▶ Exercise brief
Go through the entries below and print each one exactly, leaving out pictures.

Extracts from a graphics dataset:
*****

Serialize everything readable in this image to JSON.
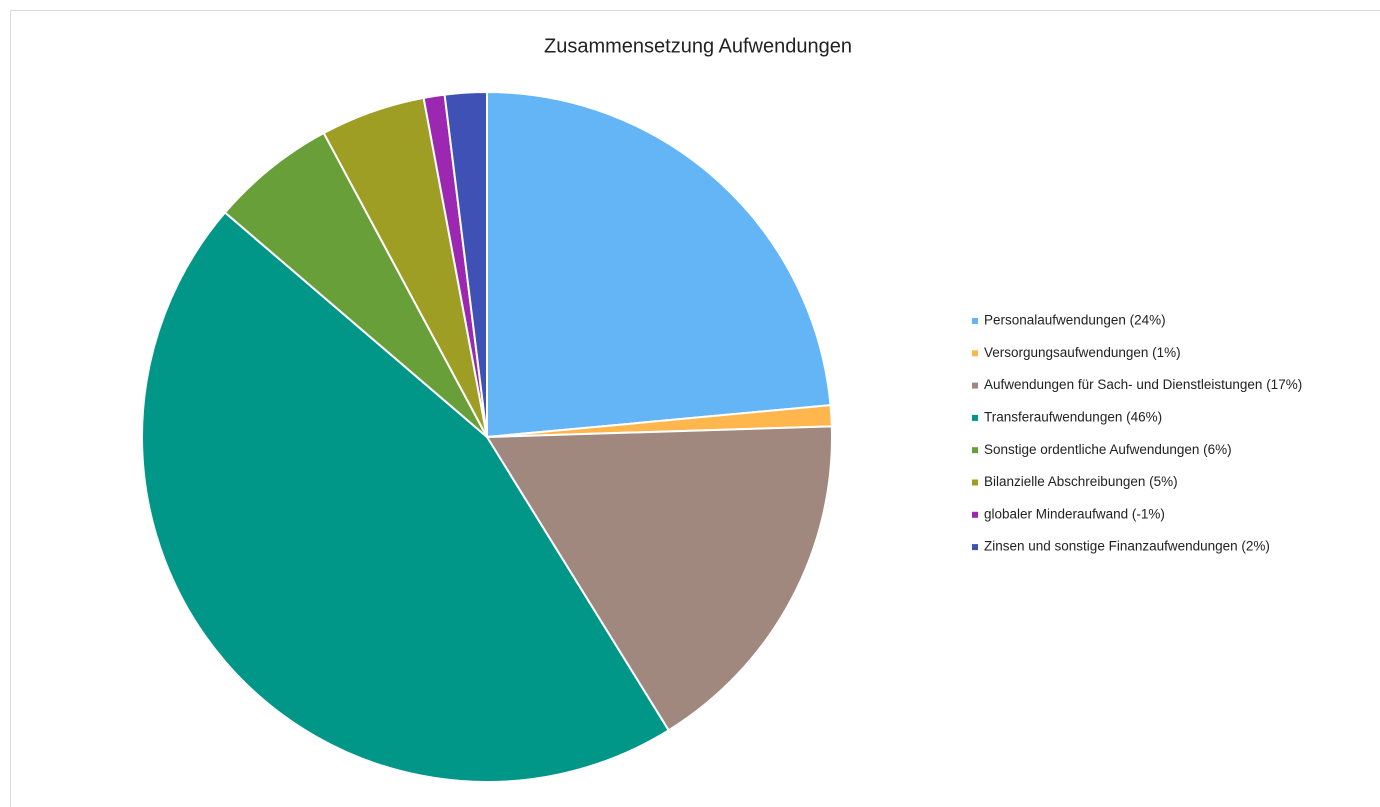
{
  "chart_data": {
    "type": "pie",
    "title": "Zusammensetzung  Aufwendungen",
    "categories": [
      "Personalaufwendungen (24%)",
      "Versorgungsaufwendungen (1%)",
      "Aufwendungen für Sach- und Dienstleistungen (17%)",
      "Transferaufwendungen (46%)",
      "Sonstige ordentliche Aufwendungen (6%)",
      "Bilanzielle Abschreibungen (5%)",
      "globaler Minderaufwand (-1%)",
      "Zinsen und sonstige Finanzaufwendungen (2%)"
    ],
    "values": [
      24,
      1,
      17,
      46,
      6,
      5,
      -1,
      2
    ],
    "colors": [
      "#64b5f6",
      "#ffb74d",
      "#a1887f",
      "#009688",
      "#689f38",
      "#9e9d24",
      "#9c27b0",
      "#3f51b5"
    ],
    "legend": "right"
  }
}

*****

▶ Exercise response
Serialize everything readable in this image to JSON.
{
  "chart_data": {
    "type": "pie",
    "title": "Zusammensetzung  Aufwendungen",
    "categories": [
      "Personalaufwendungen (24%)",
      "Versorgungsaufwendungen (1%)",
      "Aufwendungen für Sach- und Dienstleistungen (17%)",
      "Transferaufwendungen (46%)",
      "Sonstige ordentliche Aufwendungen (6%)",
      "Bilanzielle Abschreibungen (5%)",
      "globaler Minderaufwand (-1%)",
      "Zinsen und sonstige Finanzaufwendungen (2%)"
    ],
    "values": [
      24,
      1,
      17,
      46,
      6,
      5,
      -1,
      2
    ],
    "colors": [
      "#64b5f6",
      "#ffb74d",
      "#a1887f",
      "#009688",
      "#689f38",
      "#9e9d24",
      "#9c27b0",
      "#3f51b5"
    ],
    "legend": "right"
  }
}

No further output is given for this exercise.